Приведённый отрывок
^^^^
Вспоминаю первую нашу встречу. Знойным июльским днем мы шли в Коктебель. Всего 18 верст по довольно унылой дороге. Сначала голая, уже выжженная солнцем степь, потом предгорье, невысокие, отлогие холмы. Почему-то надели болгарские посталы, завернули ноги в тряпки и, конечно, с непривычки натерли себе волдыри. Шли медленно, была страшная жара. Над степью, над высохшими травами и низкорослым кустарником, струился горячий воздух. Вдруг, верстах в четырех от Коктебеля, на дороге показалось облако пыли. Облако быстро к нам приближалось, из него вылетел вдруг странный велосипедист, в длинном балахоне из грубого полотна, перехваченного у пояса шнурком. Казалось странным, что этот очень полный человек так ловко работает педалями и так быстро перебирает мускулистыми, короткими ногами. Позже я это проверил: несмотря на свою толщину (’’триста фунтов мужской красоты”, говорил он про себя), Максимилиан Александрович был необыкновенно легким и подвижным человеком.

Зевс слез с велосипеда — он знал некоторых из нашей группы и затеял разговор. Потом сказал, что обедает на даче у Паскиных, чтобы мы обязательно пришли к нему вечером, в башню, — будут стихи, — и укатил назад, к лазоревому морю, снова поднимая тучи пыли.

Башня эта была замечательной выдумкой самого Волошина. По началу на самом берегу была просто большая, светлая мастерская. Потом Максимилиан Александрович пристроил второй этаж и террасу, и получилась башня, маяк. И море, лениво плескавшееся почти у самой стены, стало как-то еще ближе.

Внизу — мастерская, письменный стол, простая мебель домашнего изделия. Если сидеть за столом, в окно земли не видно: только море и Карадаг. Стены были увешаны картинами Волошина, любившего живопись, — в годы коммунизма акварели спасали его от голодной смерти. Преобладали ярко синие и желтые крымские тона, — цвета моря, неба и песчаных холмов. Многому он научился у академика Богаевского, жившего тут же, по соседству. Большое полотно Богаевского висело на самом почетном месте, над низким ложем поэта, покрытым какой-то рыжей шкурой.

А на втором этаже была библиотека-галерея, куда взбирались по узкой лестнице. Тысячи томов на разных языках: история искусства, религии, философия, поэзия, прозаики русские и французские, — Волошин был подлинным кладезем знаний, исключительно образованным человеком. В доме было еще множество сувениров, собранных Максом за годы странствий. В центре всего — голова египетской царицы Тайах, химеры парижской Нотр Дам, басский нож, самаркандские четки и кастаньеты, купленные в Севилье, — те самые, о которых он писал:

Я привез тебе в подарок

Пару звонких кастаньет.
^^^^
Предоставленные материалы

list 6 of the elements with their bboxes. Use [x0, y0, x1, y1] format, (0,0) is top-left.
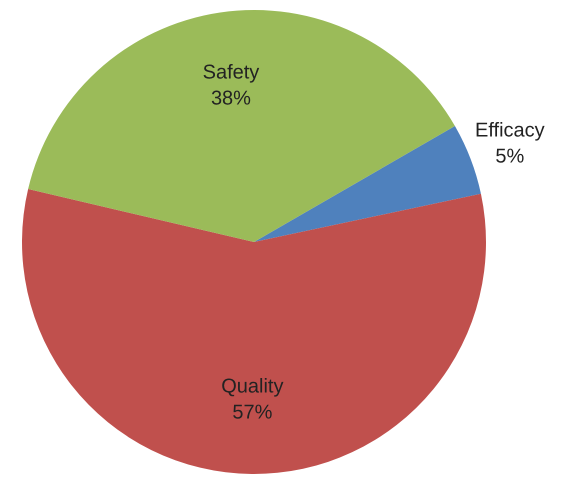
^^^^
Условие задачи
Перепишите без изменений часть отрывка о Максимилиане Волошине от слов «Башня эта была» до слов «как-то еще ближе.» включительно.

Ответ на задание
Башня эта была замечательной выдумкой самого Волошина. По началу на самом берегу была просто большая, светлая мастерская. Потом Максимилиан Александрович пристроил второй этаж и террасу, и получилась башня, маяк. И море, лениво плескавшееся почти у самой стены, стало как-то еще ближе.